- Work required
Below are some entries. Copy each line that holds the string "title".

- Supplied data
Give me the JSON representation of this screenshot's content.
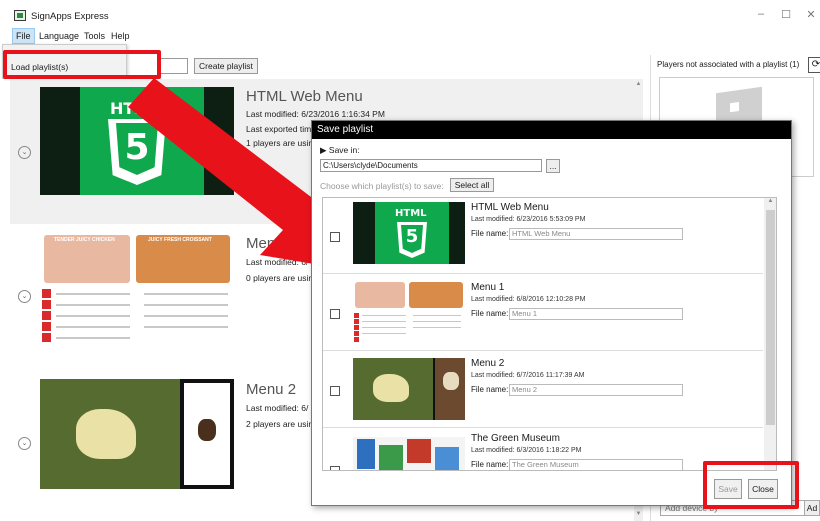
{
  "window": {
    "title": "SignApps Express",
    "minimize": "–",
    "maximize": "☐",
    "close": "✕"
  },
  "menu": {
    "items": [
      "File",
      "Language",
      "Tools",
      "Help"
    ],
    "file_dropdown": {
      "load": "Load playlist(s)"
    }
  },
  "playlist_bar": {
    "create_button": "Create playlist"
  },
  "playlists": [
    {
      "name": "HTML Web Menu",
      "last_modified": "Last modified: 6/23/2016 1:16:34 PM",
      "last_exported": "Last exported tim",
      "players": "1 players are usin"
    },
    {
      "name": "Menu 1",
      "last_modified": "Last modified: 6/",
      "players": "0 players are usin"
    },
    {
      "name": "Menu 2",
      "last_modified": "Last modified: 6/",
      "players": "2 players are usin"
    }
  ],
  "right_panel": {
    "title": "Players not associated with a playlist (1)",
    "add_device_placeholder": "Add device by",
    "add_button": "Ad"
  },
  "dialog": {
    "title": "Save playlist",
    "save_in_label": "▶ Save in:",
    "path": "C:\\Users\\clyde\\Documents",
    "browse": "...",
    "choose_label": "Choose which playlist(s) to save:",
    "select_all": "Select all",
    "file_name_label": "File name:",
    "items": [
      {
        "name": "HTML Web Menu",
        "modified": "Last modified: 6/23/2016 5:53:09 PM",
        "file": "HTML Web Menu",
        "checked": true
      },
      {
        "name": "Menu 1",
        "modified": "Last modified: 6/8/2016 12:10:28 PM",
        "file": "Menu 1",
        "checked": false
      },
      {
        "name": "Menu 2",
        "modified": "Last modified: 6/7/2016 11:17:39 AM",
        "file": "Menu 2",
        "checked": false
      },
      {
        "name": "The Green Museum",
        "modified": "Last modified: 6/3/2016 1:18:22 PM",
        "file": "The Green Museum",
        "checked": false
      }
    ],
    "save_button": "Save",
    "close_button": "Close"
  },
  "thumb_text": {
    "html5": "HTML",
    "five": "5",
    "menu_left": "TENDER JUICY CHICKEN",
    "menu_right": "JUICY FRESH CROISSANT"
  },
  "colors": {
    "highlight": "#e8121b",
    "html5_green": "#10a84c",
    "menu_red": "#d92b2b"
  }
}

- Task output
    "title": "SignApps Express",
    "title": "Players not associated with a playlist (1)",
    "title": "Save playlist",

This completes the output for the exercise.